▸ **Supplied information**:
----------

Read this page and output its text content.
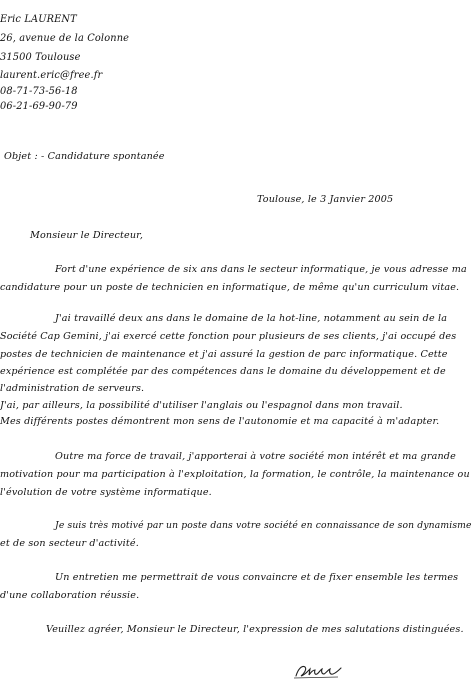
Eric LAURENT
26, avenue de la Colonne
31500 Toulouse
laurent.eric@free.fr
08-71-73-56-18
06-21-69-90-79
Objet : - Candidature spontanée
Toulouse, le 3 Janvier 2005
Monsieur le Directeur,
Fort d'une expérience de six ans dans le secteur informatique, je vous adresse ma
candidature pour un poste de technicien en informatique, de même qu'un curriculum vitae.
J'ai travaillé deux ans dans le domaine de la hot-line, notamment au sein de la
Société Cap Gemini, j'ai exercé cette fonction pour plusieurs de ses clients, j'ai occupé des
postes de technicien de maintenance et j'ai assuré la gestion de parc informatique. Cette
expérience est complétée par des compétences dans le domaine du développement et de
l'administration de serveurs.
J'ai, par ailleurs, la possibilité d'utiliser l'anglais ou l'espagnol dans mon travail.
Mes différents postes démontrent mon sens de l'autonomie et ma capacité à m'adapter.
Outre ma force de travail, j'apporterai à votre société mon intérêt et ma grande
motivation pour ma participation à l'exploitation, la formation, le contrôle, la maintenance ou
l'évolution de votre système informatique.
Je suis très motivé par un poste dans votre société en connaissance de son dynamisme
et de son secteur d'activité.
Un entretien me permettrait de vous convaincre et de fixer ensemble les termes
d'une collaboration réussie.
Veuillez agréer, Monsieur le Directeur, l'expression de mes salutations distinguées.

----------

▸ **Short exercise**:
Return the listing above word for word, with the pictures removed.

▸ **In response**:
Read this page and output its text content.
Eric LAURENT
26, avenue de la Colonne
31500 Toulouse
laurent.eric@free.fr
08-71-73-56-18
06-21-69-90-79
Objet : - Candidature spontanée
Toulouse, le 3 Janvier 2005
Monsieur le Directeur,
Fort d'une expérience de six ans dans le secteur informatique, je vous adresse ma
candidature pour un poste de technicien en informatique, de même qu'un curriculum vitae.
J'ai travaillé deux ans dans le domaine de la hot-line, notamment au sein de la
Société Cap Gemini, j'ai exercé cette fonction pour plusieurs de ses clients, j'ai occupé des
postes de technicien de maintenance et j'ai assuré la gestion de parc informatique. Cette
expérience est complétée par des compétences dans le domaine du développement et de
l'administration de serveurs.
J'ai, par ailleurs, la possibilité d'utiliser l'anglais ou l'espagnol dans mon travail.
Mes différents postes démontrent mon sens de l'autonomie et ma capacité à m'adapter.
Outre ma force de travail, j'apporterai à votre société mon intérêt et ma grande
motivation pour ma participation à l'exploitation, la formation, le contrôle, la maintenance ou
l'évolution de votre système informatique.
Je suis très motivé par un poste dans votre société en connaissance de son dynamisme
et de son secteur d'activité.
Un entretien me permettrait de vous convaincre et de fixer ensemble les termes
d'une collaboration réussie.
Veuillez agréer, Monsieur le Directeur, l'expression de mes salutations distinguées.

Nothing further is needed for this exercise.